[GIVEN TEXT]
The fall of Jerusalem had been a terrible shock
to Christendom. The part played by the Jews was never forgotten nor forgiven;
and the war against the Persians assumed the nature of a holy war. When at last
Heraclius was able, in 622, to take the offensive against the enemy, he
solemnly dedicated himself and his army to God and set out as a Christian
warrior fighting the powers of darkness. To subsequent generations he figured
as the first of the Crusaders. William of Tyre, writing his history of the
Crusades five centuries later, includes the story of the Persian war; and the
old French translation of his book was known as the
Livre d’Eracles.

The Crusade was successful. After many
vicissitudes, many moments of anxiety and despair, Heraclius at last defeated
the Persians at Nineveh, in December 627. Early in 628 King Chosroes was
murdered and his successor sued for peace; though it was not till 629 that the
peace was established and the conquered provinces restored to the Empire. In
August Heraclius celebrated his triumph in Constantinople. Next spring he
journeyed south again, to receive back the Holy Cross and to carry it in pomp
to Jerusalem.

It was a moving scene. Yet the Christians of
the East had not fared badly under Persian rule. Chosroes had soon withdrawn
his favour from the Jews and had even expelled them from Jerusalem. While his
court favoured the Nestorians, he was, officially, equally benevolent towards
the Monophysites and the Orthodox. Their churches were restored to them and
rebuilt; and a council was held under his patronage at Ctesiphon, his capital,
to discuss the reunion of the sects. The return of the imperial administration,
once the first enthusiasm died down, was seen to benefit the Orthodox alone.

[REQUIRED ACTIONS]
- a) Reproduce word for word the part of the passage on Heraclius between "The Crusade was" and "to Jerusalem.", inclusive.
- b) Answer these questions from the passage on Heraclius:
(i) Where did Heraclius defeat the Persians in December 627?
(ii) By what title was the old French translation of William of Tyre's book known?
(iii) Where was the council on the reunion of the sects held under Chosroes's patronage?
The data that comes next is separate material and has no connection to the passage on Heraclius.

[DATASET CONTENT]
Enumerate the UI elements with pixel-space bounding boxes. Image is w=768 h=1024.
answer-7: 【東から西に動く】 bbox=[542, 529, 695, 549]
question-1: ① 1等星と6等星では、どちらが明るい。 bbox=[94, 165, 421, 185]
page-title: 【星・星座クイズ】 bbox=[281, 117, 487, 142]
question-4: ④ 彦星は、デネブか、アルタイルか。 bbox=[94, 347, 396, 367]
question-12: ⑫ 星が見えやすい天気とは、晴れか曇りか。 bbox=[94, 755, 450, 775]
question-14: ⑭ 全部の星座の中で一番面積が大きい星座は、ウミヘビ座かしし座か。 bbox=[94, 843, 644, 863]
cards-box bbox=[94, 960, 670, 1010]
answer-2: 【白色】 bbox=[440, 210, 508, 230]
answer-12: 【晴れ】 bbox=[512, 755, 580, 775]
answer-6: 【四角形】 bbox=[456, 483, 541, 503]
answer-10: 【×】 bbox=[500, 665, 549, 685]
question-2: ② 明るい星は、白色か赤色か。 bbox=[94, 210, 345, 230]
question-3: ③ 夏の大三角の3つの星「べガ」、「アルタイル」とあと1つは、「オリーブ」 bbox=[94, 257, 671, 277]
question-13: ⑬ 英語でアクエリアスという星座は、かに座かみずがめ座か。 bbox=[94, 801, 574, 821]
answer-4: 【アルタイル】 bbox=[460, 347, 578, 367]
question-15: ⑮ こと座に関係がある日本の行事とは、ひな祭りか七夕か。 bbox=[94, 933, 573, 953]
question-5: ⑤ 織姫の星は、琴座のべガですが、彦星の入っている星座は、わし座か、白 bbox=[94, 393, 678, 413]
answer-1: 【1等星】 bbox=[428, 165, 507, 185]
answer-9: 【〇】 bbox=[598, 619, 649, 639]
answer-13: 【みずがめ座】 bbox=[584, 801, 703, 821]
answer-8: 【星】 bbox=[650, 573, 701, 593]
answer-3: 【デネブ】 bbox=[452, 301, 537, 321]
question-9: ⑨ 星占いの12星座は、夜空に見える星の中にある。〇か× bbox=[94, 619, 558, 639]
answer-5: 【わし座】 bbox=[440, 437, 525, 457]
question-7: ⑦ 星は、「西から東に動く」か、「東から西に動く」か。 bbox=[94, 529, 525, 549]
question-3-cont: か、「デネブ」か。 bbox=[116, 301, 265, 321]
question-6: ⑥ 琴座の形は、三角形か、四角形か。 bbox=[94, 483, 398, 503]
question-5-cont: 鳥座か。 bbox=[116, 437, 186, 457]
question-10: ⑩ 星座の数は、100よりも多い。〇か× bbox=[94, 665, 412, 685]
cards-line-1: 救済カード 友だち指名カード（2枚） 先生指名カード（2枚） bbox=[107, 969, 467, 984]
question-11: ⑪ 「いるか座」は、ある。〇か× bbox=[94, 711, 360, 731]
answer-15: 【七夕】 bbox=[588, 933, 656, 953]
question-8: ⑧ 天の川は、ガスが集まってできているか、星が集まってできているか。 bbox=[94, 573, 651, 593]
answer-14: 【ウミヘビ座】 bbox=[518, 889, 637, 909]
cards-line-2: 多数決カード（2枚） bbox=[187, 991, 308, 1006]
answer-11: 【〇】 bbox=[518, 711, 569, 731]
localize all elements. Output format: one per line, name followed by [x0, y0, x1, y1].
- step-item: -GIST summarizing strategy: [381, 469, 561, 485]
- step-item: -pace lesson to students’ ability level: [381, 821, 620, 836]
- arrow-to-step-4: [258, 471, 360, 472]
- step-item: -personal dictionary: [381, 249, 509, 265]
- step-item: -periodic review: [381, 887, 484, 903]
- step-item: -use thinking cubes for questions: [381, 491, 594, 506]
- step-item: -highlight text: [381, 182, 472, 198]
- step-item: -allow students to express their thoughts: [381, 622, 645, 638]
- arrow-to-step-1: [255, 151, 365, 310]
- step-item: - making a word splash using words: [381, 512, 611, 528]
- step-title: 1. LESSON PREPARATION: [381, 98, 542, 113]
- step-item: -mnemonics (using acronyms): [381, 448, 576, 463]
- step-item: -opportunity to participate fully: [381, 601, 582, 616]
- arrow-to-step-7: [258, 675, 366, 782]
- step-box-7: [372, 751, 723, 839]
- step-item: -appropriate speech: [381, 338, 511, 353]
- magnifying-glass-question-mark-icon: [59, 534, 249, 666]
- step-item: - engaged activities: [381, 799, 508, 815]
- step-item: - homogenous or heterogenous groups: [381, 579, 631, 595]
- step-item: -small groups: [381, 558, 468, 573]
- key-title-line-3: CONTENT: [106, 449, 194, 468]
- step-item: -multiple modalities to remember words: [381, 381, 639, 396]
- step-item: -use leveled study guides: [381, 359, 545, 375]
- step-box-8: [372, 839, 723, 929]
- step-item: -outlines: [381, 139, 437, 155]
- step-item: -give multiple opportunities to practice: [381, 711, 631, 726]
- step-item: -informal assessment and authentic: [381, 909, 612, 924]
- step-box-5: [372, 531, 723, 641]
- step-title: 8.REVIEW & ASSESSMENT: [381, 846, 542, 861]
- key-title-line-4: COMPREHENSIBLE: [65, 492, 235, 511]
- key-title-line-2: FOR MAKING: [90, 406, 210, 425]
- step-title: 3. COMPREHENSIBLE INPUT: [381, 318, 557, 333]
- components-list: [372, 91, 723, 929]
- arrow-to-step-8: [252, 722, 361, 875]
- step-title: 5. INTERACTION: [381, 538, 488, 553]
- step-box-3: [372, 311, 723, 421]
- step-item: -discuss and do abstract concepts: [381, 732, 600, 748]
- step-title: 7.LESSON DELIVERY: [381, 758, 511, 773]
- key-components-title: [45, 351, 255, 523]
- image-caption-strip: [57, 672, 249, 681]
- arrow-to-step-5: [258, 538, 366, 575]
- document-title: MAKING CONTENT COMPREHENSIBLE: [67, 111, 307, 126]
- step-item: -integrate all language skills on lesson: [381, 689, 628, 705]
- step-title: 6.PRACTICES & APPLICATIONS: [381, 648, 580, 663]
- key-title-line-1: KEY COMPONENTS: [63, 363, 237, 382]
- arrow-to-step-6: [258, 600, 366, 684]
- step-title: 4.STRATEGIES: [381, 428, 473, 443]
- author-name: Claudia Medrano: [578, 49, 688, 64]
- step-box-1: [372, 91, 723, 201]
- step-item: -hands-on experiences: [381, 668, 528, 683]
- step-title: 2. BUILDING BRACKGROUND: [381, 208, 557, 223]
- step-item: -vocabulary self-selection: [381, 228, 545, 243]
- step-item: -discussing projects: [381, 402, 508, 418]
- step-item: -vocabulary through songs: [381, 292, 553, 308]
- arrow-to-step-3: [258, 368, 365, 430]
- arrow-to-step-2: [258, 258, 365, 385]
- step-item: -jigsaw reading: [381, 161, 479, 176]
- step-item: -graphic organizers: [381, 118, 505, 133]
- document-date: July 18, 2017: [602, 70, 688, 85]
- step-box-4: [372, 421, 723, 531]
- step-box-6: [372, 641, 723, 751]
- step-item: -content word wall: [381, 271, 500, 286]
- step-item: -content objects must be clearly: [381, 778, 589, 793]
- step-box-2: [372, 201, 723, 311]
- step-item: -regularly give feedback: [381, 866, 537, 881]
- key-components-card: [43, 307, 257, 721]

[ANSWER LIST]
- a)
The Crusade was successful. After many
vicissitudes, many moments of anxiety and despair, Heraclius at last defeated
the Persians at Nineveh, in December 627. Early in 628 King Chosroes was
murdered and his successor sued for peace; though it was not till 629 that the
peace was established and the conquered provinces restored to the Empire. In
August Heraclius celebrated his triumph in Constantinople. Next spring he
journeyed south again, to receive back the Holy Cross and to carry it in pomp
to Jerusalem.

- b)
(i) At Nineveh.
(ii) The Livre d'Eracles.
(iii) At Ctesiphon, his capital.